Iodine has been used as an antimicrobial agent since the 1800s. It is normally marketed in combination with a surfactant as a carrier. These mixtures are termed as iodophors. Generally recommended usage for iodophors is 12.5 to 25 ppm for 1 min. The antibacterial activity of iodine is dependent on

It is generally thought that the bactericidal activity of iodine is due to
  •  cell wall damage,
  •  destruction of microbial enzyme activity, and
  •  direct halogenation of proteins.

Iodophors, like chlorine compounds have a very broad spectrum of activity, being active against bacteria, viruses, yeasts, molds, fungi and protozoa. As iodine is highly temperature-dependent (vaporizes at 49° C), it is suitable for lower temperature applications. The most active, but less stable form is the dissociated free iodine,prevalent at low pH. The amount of dissociation from the surfactant depends on the type of surfactant. The degree to which iodophors are effective depends on properties of the surfactant used in the formulation. Iodine has limited solubility in water. Organic matter and water hardness generally affect iodophors less than chlorine. Although iodine has been used since long in treating wounds, ingestion of iodine gas involves the risk of toxicity in closed environments. Iodine also leads to staining on some surfaces (especially plastics).

 

iii. Quaternary Ammonium Compounds (QACs)


Quaternary ammonium compounds (QACs) are a class of compounds, which are used widely in dairy and food sanitation operations. Since QACs are positively charged cations, their mode of action is related to their attraction to negatively charged materials such as bacterial proteins. It is generally accepted that the mode of action is at the membrane function.These are non-irritant to skin and possess antibacterial and surfactant properties.They should be used with soft water. They are active and stable over a broad temperature range. QACs generally have higher activity at alkaline pH. QACs form deposits that are hard to remove on rinsing glass surfaces. An advantage of QACs in some applications is that they leave a residual antimicrobial film. However,this would be a disadvantage in operations such as cultured dairy products and cheeses, where microbial starter cultures are used.Many QAC formulations can cause foaming problems in CIP applications. Under recommended usage and precautions, QACs pose little toxicity or safety risks.Thus, they are in common use as environmental fogs and as room deodorizers.However care should be exercised in handling concentrated solutions or use as environmental fogging agents.

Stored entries
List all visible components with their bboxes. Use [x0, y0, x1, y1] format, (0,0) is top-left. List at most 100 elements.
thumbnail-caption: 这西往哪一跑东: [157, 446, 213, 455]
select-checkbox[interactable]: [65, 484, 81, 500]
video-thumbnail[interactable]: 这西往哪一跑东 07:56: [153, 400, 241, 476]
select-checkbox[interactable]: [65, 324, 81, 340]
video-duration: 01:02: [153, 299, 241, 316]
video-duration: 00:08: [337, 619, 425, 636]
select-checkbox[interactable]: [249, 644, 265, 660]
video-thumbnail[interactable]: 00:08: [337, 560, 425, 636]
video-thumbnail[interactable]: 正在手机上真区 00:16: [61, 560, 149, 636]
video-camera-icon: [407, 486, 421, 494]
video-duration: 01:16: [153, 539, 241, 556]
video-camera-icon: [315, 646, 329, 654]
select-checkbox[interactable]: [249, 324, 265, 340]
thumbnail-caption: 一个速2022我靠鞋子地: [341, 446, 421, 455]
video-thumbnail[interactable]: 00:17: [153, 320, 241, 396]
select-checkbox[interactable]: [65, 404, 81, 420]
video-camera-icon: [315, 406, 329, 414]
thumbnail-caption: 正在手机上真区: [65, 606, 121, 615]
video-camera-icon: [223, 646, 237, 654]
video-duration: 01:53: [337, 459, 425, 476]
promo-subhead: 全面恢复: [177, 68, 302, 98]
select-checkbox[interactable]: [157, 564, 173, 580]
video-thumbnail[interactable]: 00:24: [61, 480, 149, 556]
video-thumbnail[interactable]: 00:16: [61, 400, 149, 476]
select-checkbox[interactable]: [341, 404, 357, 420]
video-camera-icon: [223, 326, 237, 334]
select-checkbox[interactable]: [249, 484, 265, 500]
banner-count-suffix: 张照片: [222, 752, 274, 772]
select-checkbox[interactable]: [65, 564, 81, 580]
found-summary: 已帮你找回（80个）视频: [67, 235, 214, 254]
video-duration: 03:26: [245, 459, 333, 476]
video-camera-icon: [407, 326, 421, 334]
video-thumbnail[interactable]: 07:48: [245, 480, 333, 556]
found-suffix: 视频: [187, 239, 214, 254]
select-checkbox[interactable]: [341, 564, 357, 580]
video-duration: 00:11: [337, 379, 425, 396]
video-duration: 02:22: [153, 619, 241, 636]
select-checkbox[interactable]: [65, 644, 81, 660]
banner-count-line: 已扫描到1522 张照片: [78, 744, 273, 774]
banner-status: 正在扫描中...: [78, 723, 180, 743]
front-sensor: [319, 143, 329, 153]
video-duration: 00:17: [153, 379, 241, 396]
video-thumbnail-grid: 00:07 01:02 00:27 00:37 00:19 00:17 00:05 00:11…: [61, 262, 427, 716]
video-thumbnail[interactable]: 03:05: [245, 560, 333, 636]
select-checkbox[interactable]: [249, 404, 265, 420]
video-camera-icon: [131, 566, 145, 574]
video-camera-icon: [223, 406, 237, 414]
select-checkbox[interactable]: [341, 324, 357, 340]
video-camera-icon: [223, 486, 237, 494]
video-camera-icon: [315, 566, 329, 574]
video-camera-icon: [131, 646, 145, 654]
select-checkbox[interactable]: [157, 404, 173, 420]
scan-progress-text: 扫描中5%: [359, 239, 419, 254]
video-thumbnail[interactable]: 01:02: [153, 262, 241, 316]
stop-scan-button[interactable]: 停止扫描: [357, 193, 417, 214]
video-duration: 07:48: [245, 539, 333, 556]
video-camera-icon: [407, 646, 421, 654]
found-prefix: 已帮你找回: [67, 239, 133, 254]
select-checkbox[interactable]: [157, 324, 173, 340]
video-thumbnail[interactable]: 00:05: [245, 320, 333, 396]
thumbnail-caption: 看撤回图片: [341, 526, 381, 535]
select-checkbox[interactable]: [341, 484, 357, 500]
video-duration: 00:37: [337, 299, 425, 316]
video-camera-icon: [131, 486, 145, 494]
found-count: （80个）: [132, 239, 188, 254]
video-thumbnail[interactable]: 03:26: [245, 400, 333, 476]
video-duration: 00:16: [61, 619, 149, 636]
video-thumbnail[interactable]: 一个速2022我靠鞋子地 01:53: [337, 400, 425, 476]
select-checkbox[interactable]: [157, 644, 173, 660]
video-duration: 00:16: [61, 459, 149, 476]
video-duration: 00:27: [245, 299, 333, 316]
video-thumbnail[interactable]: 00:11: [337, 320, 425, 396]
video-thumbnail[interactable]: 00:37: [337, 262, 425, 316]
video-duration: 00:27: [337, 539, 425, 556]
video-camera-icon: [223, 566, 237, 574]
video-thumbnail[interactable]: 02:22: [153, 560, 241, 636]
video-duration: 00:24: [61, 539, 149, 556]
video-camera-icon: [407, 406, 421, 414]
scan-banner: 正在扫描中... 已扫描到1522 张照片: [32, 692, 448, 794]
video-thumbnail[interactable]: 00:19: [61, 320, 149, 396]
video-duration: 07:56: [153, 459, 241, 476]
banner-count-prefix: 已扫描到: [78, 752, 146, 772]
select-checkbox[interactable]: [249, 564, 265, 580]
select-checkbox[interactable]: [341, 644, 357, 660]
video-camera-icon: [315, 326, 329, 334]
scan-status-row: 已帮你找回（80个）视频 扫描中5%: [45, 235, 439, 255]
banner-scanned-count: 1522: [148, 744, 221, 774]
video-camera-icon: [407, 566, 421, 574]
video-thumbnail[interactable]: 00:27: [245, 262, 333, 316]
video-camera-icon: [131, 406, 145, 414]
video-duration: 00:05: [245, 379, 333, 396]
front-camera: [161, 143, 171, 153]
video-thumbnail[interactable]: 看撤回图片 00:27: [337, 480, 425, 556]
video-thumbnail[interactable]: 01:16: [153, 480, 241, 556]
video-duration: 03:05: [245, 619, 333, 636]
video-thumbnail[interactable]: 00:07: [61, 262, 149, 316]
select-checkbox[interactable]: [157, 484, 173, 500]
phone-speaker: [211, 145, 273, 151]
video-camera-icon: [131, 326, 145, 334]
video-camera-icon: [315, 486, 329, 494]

List of tasks >>
(A) According to the sanitizer text, which kinds of organisms are iodophors active against?
(B) Carry the sanitizer text forward from its last sentence.

Answers per task >>
(A)
- Bacteria
- Viruses
- Yeasts
- Molds
- Fungi
- Protozoa

(B)
 

iv. Acid Anionic Sanitizers


These formulations include an inorganic acid plus a surfactant, and are often used for the dual function of acid rinse and sanitization. Unlike QACs, they are negatively charged. Their activity is moderately affected by water hardness. Their low use pH, detergency, stability, low odor potential, and non-corrosiveness make them highly desirable in some applications. Disadvantages include relatively high cost, a closely defined pH range of activity (pH 2 to 3), low activity on molds and yeasts,excessive foaming in CIP systems and incompatibility with cationic surfactant detergents.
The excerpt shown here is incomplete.